▶ **GOAL OF THE EXERCISE**
Copy out all the lines where "annotation" shows up.

[Some records]

┄┄┄┄┄┄┄┄┄┄

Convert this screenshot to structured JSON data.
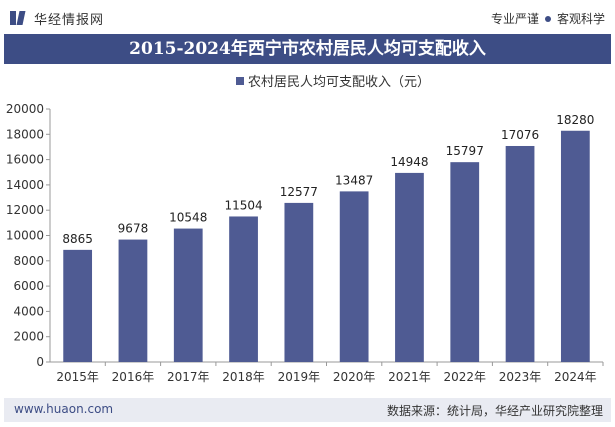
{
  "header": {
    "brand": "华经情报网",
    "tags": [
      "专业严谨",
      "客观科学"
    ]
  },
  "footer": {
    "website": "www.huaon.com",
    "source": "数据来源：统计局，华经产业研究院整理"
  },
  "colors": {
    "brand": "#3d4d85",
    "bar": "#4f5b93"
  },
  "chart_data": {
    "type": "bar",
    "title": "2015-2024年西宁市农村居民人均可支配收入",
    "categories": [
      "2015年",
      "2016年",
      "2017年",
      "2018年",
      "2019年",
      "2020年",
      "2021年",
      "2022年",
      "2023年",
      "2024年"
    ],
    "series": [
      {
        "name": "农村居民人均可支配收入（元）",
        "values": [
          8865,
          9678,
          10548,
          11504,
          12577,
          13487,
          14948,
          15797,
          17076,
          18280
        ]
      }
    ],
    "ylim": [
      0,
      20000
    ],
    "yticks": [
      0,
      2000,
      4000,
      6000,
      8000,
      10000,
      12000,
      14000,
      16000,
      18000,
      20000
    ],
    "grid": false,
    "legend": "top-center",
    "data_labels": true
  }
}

┄┄┄┄┄┄┄┄┄┄

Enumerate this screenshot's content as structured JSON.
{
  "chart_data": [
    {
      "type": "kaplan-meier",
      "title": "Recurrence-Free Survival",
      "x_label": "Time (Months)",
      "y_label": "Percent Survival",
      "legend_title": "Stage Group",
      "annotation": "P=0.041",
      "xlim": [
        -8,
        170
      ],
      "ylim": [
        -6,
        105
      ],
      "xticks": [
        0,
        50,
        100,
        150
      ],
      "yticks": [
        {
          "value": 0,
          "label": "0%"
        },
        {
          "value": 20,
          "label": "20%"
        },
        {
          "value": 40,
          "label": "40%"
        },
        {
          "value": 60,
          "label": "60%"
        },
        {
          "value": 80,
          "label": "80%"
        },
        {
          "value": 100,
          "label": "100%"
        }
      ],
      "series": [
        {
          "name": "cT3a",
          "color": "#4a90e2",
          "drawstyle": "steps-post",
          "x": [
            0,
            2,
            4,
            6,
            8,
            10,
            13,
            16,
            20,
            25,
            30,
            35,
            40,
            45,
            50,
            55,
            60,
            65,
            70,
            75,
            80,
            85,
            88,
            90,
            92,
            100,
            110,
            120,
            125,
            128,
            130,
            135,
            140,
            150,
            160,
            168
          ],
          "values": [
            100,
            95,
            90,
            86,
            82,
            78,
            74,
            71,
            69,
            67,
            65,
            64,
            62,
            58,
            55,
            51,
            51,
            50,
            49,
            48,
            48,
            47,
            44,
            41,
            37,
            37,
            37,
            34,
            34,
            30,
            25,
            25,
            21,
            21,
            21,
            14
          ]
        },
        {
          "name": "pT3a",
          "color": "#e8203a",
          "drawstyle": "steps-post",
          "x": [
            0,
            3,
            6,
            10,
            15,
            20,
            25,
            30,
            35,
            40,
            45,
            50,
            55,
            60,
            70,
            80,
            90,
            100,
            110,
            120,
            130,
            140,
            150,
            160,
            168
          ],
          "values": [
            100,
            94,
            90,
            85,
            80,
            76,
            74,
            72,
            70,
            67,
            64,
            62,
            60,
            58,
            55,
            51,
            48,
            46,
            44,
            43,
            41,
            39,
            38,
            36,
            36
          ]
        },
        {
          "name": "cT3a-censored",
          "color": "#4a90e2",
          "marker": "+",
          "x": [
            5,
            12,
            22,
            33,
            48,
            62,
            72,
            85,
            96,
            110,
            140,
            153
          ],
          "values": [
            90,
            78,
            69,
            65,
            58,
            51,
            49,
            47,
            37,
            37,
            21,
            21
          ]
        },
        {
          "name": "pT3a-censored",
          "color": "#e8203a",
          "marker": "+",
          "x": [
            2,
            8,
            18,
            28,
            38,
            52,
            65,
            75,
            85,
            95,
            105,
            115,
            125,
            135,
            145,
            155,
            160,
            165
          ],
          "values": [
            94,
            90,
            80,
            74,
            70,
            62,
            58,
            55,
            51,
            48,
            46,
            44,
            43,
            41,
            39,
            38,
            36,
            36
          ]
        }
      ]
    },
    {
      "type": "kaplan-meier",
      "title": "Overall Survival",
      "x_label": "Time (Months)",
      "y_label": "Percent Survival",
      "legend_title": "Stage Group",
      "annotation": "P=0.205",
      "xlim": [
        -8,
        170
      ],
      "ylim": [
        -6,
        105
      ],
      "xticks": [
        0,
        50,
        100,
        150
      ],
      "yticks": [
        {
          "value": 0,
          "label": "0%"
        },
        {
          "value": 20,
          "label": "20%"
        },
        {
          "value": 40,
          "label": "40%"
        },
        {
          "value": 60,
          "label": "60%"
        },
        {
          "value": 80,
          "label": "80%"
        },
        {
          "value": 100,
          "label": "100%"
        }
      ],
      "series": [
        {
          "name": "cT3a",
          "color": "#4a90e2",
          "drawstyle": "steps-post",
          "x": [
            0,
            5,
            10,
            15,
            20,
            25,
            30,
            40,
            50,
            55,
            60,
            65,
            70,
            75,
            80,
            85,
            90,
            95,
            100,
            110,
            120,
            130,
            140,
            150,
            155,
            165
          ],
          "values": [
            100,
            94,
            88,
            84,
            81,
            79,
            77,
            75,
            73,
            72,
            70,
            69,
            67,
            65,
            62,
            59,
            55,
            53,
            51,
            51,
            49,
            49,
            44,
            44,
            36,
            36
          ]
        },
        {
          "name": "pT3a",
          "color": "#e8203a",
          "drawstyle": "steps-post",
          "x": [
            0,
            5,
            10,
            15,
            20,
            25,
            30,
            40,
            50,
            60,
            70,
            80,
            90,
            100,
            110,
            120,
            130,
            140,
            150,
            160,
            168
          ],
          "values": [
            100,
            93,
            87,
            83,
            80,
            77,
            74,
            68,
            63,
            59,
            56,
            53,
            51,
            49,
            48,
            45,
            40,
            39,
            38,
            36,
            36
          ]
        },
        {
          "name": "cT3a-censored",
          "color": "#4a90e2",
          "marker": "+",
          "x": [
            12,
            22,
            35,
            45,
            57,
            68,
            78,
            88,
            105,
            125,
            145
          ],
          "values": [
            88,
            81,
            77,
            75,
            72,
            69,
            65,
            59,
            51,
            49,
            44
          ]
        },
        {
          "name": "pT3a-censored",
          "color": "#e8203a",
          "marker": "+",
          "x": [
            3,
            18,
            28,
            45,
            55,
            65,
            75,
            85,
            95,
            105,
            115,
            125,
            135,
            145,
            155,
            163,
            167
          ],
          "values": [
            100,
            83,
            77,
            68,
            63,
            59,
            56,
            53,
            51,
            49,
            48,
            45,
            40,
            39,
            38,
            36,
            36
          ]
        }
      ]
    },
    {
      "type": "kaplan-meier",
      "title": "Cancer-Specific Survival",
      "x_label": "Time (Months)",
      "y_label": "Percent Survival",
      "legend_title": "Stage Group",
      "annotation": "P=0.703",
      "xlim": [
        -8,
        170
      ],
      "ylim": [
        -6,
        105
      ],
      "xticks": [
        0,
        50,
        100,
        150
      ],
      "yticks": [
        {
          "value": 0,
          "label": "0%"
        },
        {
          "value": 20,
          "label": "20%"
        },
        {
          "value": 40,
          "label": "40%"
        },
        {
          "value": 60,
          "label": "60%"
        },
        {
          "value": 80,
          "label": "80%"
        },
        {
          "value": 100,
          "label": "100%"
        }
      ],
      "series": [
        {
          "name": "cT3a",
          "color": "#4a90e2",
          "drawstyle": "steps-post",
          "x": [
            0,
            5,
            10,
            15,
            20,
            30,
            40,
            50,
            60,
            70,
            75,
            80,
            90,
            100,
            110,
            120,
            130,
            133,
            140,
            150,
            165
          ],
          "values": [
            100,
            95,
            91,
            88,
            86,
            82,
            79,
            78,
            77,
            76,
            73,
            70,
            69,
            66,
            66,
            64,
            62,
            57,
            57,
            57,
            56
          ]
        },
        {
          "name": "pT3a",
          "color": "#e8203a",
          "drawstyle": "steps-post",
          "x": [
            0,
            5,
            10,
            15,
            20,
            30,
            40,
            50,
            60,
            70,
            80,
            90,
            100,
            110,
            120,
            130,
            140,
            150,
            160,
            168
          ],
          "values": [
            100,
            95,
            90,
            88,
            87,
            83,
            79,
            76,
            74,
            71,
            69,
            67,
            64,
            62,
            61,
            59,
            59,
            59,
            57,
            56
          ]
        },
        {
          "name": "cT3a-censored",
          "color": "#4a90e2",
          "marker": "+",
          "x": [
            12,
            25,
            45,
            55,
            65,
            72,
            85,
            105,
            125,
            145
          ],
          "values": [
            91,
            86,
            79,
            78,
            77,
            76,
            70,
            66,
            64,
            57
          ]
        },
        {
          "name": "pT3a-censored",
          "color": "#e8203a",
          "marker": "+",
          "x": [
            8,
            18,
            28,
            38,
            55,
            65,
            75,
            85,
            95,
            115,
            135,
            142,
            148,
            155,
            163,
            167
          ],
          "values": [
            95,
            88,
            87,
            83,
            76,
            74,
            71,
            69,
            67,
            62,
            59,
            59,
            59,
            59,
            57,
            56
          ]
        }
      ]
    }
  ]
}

┄┄┄┄┄┄┄┄┄┄

▶ **FINISHED TASK**
      "annotation": "P=0.041",
      "annotation": "P=0.205",
      "annotation": "P=0.703",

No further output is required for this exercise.